___ Data lines ___

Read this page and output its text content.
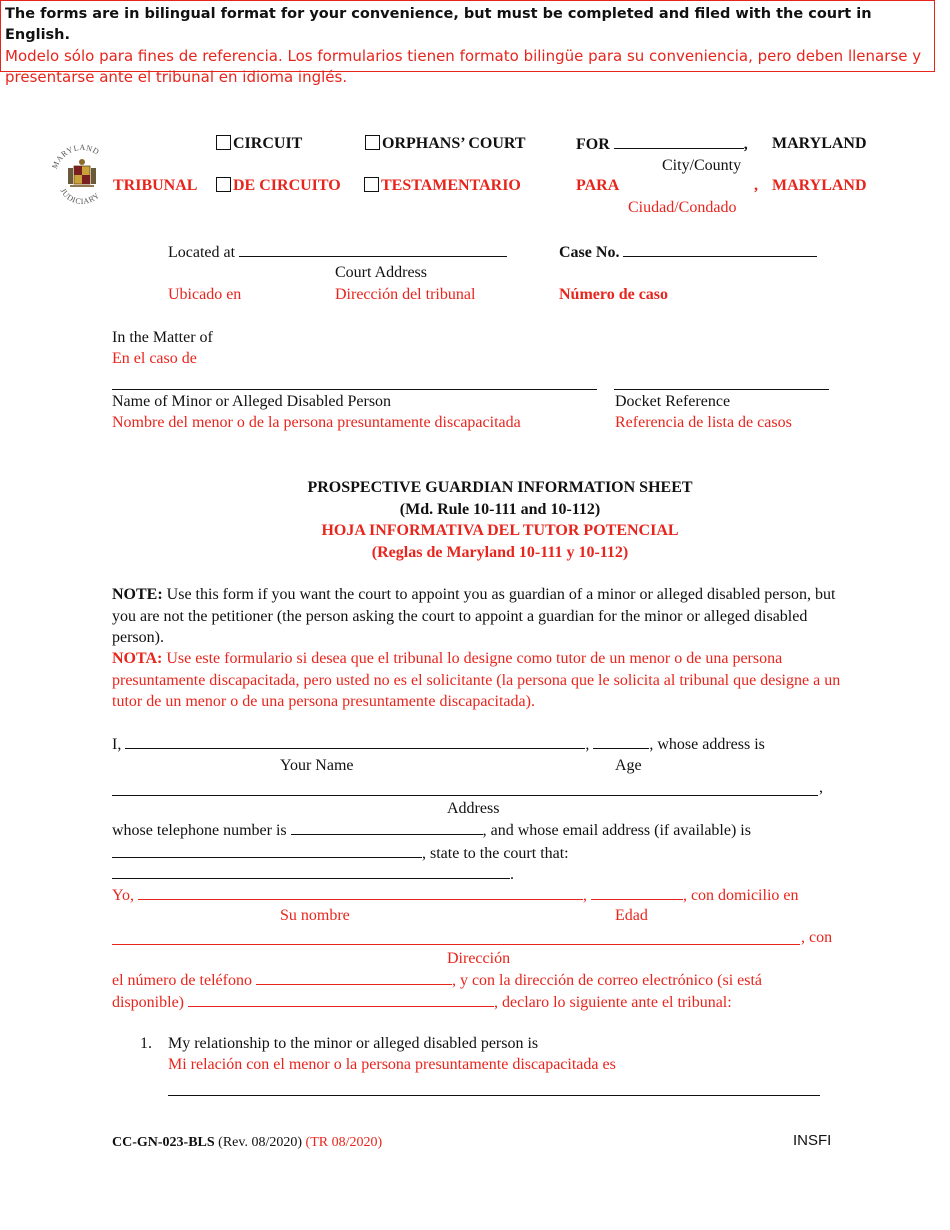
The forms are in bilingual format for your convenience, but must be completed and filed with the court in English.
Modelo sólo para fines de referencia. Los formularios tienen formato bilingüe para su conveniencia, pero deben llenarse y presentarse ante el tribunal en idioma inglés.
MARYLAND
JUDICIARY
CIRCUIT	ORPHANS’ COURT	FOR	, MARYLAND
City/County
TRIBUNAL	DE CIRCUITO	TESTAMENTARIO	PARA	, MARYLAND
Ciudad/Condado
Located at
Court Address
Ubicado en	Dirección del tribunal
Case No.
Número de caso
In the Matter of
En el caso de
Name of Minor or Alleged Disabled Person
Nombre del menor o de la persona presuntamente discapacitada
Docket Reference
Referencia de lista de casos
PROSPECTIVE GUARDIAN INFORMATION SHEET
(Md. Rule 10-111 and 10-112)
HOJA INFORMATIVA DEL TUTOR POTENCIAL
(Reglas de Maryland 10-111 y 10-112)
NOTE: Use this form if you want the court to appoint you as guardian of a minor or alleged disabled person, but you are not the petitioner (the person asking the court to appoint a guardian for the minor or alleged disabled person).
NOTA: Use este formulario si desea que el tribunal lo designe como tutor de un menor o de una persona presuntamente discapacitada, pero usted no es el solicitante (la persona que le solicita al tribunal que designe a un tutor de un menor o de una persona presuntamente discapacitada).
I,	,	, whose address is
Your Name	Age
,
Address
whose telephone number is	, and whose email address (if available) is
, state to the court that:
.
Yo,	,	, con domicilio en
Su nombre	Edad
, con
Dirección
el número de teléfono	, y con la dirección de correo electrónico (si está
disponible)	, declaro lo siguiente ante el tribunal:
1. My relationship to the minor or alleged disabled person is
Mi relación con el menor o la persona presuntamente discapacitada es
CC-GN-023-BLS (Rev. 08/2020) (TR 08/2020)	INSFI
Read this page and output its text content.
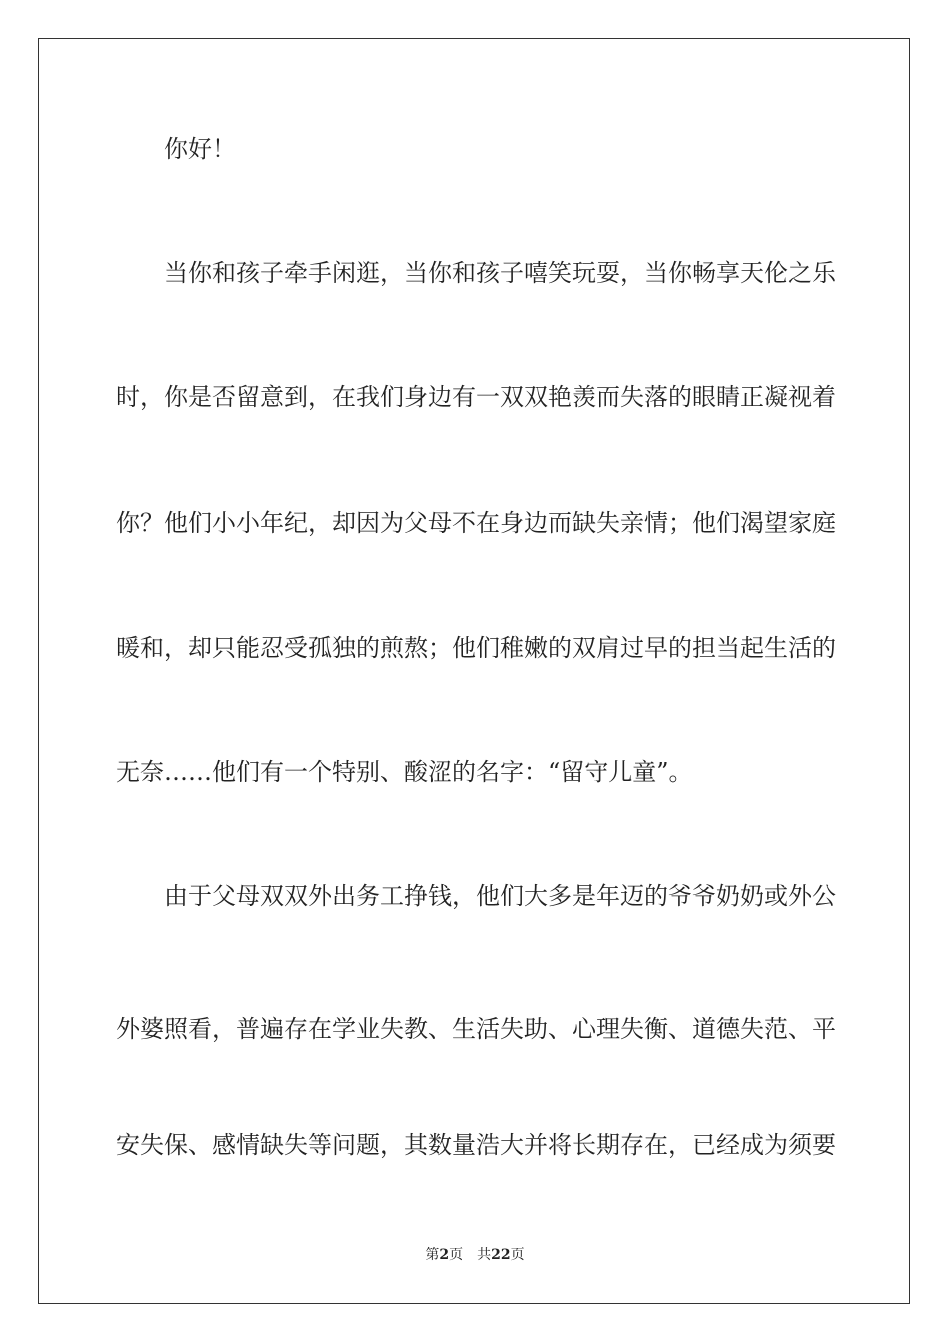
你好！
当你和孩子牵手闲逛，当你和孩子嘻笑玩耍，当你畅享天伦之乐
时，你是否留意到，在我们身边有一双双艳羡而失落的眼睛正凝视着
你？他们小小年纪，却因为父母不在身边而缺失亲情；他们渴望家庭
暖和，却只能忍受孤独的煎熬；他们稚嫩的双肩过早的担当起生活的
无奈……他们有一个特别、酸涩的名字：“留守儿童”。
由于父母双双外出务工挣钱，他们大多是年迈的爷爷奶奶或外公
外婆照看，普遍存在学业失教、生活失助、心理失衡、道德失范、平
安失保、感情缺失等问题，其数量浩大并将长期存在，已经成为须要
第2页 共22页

___

Objective => Reproduce every entry word for word, but skip any pictures.

Task response =>
Read this page and output its text content.
The forms are in bilingual format for your convenience, but must be completed and filed with the court in English.
Modelo sólo para fines de referencia. Los formularios tienen formato bilingüe para su conveniencia, pero deben llenarse y presentarse ante el tribunal en idioma inglés.
MARYLAND
JUDICIARY
CIRCUIT	ORPHANS’ COURT	FOR	, MARYLAND
City/County
TRIBUNAL	DE CIRCUITO	TESTAMENTARIO	PARA	, MARYLAND
Ciudad/Condado
Located at
Court Address
Ubicado en	Dirección del tribunal
Case No.
Número de caso
In the Matter of
En el caso de
Name of Minor or Alleged Disabled Person
Nombre del menor o de la persona presuntamente discapacitada
Docket Reference
Referencia de lista de casos
PROSPECTIVE GUARDIAN INFORMATION SHEET
(Md. Rule 10-111 and 10-112)
HOJA INFORMATIVA DEL TUTOR POTENCIAL
(Reglas de Maryland 10-111 y 10-112)
NOTE: Use this form if you want the court to appoint you as guardian of a minor or alleged disabled person, but you are not the petitioner (the person asking the court to appoint a guardian for the minor or alleged disabled person).
NOTA: Use este formulario si desea que el tribunal lo designe como tutor de un menor o de una persona presuntamente discapacitada, pero usted no es el solicitante (la persona que le solicita al tribunal que designe a un tutor de un menor o de una persona presuntamente discapacitada).
I,	,	, whose address is
Your Name	Age
,
Address
whose telephone number is	, and whose email address (if available) is
, state to the court that:
.
Yo,	,	, con domicilio en
Su nombre	Edad
, con
Dirección
el número de teléfono	, y con la dirección de correo electrónico (si está
disponible)	, declaro lo siguiente ante el tribunal:
1. My relationship to the minor or alleged disabled person is
Mi relación con el menor o la persona presuntamente discapacitada es
CC-GN-023-BLS (Rev. 08/2020) (TR 08/2020)	INSFI
Read this page and output its text content.
你好！
当你和孩子牵手闲逛，当你和孩子嘻笑玩耍，当你畅享天伦之乐
时，你是否留意到，在我们身边有一双双艳羡而失落的眼睛正凝视着
你？他们小小年纪，却因为父母不在身边而缺失亲情；他们渴望家庭
暖和，却只能忍受孤独的煎熬；他们稚嫩的双肩过早的担当起生活的
无奈……他们有一个特别、酸涩的名字：“留守儿童”。
由于父母双双外出务工挣钱，他们大多是年迈的爷爷奶奶或外公
外婆照看，普遍存在学业失教、生活失助、心理失衡、道德失范、平
安失保、感情缺失等问题，其数量浩大并将长期存在，已经成为须要
第2页 共22页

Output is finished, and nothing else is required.